SET PROBLEM => Only a number is wanted. Count the lines holding the string "placa".

THE INPUT =>

-*-*-

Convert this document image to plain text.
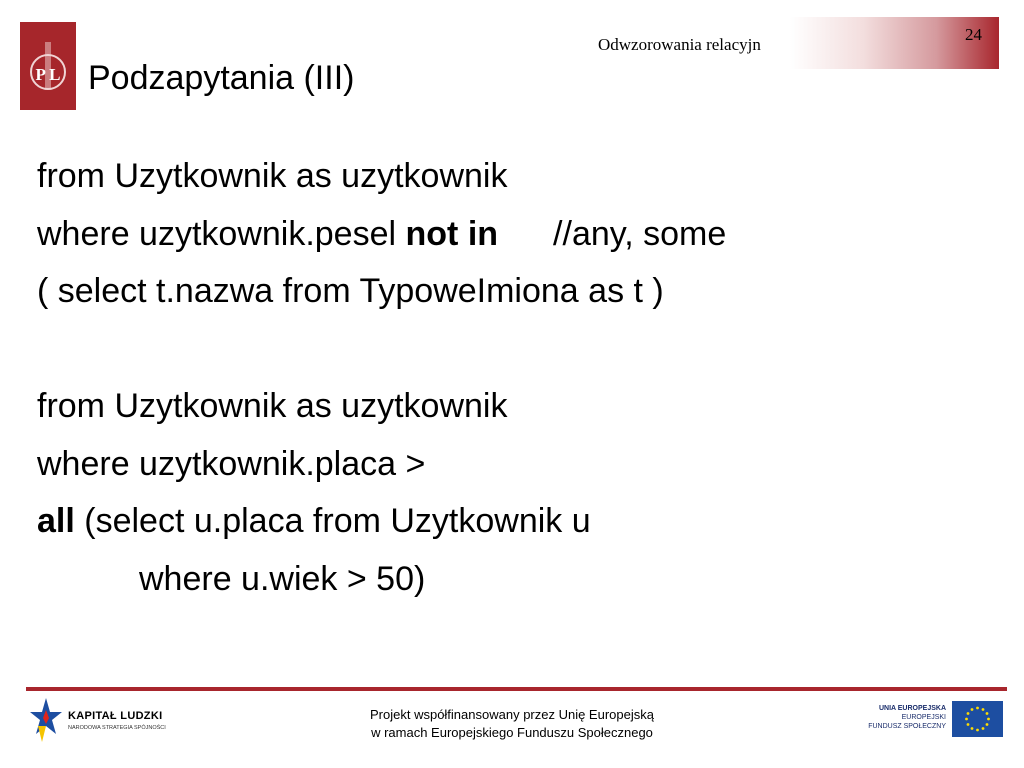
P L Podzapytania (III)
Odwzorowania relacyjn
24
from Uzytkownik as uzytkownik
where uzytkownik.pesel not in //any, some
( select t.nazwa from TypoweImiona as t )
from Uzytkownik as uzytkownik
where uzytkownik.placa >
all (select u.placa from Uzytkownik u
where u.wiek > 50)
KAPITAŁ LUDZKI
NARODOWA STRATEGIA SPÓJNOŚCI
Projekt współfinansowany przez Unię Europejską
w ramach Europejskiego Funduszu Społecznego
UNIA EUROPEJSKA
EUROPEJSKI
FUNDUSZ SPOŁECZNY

-*-*-

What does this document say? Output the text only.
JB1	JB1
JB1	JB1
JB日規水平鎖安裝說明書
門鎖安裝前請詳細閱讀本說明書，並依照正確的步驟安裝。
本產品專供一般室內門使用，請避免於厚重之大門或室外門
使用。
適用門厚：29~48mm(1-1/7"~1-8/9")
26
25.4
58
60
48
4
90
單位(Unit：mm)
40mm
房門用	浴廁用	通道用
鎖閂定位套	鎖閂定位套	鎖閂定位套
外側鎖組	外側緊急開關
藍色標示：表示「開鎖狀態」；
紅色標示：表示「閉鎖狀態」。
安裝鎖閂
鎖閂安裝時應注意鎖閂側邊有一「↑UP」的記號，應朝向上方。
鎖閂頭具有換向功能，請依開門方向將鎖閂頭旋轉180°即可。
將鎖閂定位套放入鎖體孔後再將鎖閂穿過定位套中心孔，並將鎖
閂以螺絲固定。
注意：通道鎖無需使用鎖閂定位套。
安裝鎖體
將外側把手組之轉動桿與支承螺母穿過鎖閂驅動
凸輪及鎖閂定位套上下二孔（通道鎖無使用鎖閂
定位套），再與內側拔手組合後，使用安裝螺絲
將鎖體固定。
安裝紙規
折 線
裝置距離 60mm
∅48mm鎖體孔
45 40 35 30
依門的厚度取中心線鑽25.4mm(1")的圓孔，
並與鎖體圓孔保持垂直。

-*-*-

RIGHT ANSWER => 2